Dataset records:
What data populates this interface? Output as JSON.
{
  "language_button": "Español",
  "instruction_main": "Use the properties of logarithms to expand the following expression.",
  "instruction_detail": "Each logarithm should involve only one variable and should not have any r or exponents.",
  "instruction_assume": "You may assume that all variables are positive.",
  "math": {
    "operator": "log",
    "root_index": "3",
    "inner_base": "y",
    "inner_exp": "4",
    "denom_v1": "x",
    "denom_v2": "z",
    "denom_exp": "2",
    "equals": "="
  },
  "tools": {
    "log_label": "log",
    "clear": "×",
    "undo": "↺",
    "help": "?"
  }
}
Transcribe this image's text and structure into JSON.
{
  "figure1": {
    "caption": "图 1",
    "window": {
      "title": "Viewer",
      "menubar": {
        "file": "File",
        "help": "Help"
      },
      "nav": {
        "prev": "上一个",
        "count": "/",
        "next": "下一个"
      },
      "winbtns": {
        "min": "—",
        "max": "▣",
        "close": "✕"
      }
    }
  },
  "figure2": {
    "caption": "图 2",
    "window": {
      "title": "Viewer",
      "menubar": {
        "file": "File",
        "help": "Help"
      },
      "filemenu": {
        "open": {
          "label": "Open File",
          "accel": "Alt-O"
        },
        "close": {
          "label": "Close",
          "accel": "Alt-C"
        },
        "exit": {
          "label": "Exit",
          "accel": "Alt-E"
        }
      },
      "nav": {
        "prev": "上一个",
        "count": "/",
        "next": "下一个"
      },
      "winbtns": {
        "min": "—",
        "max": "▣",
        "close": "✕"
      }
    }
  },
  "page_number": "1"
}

What the exercise asks: Each line above is to be repeated exactly.

The answer:
What data populates this interface? Output as JSON.
{
  "language_button": "Español",
  "instruction_main": "Use the properties of logarithms to expand the following expression.",
  "instruction_detail": "Each logarithm should involve only one variable and should not have any r or exponents.",
  "instruction_assume": "You may assume that all variables are positive.",
  "math": {
    "operator": "log",
    "root_index": "3",
    "inner_base": "y",
    "inner_exp": "4",
    "denom_v1": "x",
    "denom_v2": "z",
    "denom_exp": "2",
    "equals": "="
  },
  "tools": {
    "log_label": "log",
    "clear": "×",
    "undo": "↺",
    "help": "?"
  }
}
Transcribe this image's text and structure into JSON.
{
  "figure1": {
    "caption": "图 1",
    "window": {
      "title": "Viewer",
      "menubar": {
        "file": "File",
        "help": "Help"
      },
      "nav": {
        "prev": "上一个",
        "count": "/",
        "next": "下一个"
      },
      "winbtns": {
        "min": "—",
        "max": "▣",
        "close": "✕"
      }
    }
  },
  "figure2": {
    "caption": "图 2",
    "window": {
      "title": "Viewer",
      "menubar": {
        "file": "File",
        "help": "Help"
      },
      "filemenu": {
        "open": {
          "label": "Open File",
          "accel": "Alt-O"
        },
        "close": {
          "label": "Close",
          "accel": "Alt-C"
        },
        "exit": {
          "label": "Exit",
          "accel": "Alt-E"
        }
      },
      "nav": {
        "prev": "上一个",
        "count": "/",
        "next": "下一个"
      },
      "winbtns": {
        "min": "—",
        "max": "▣",
        "close": "✕"
      }
    }
  },
  "page_number": "1"
}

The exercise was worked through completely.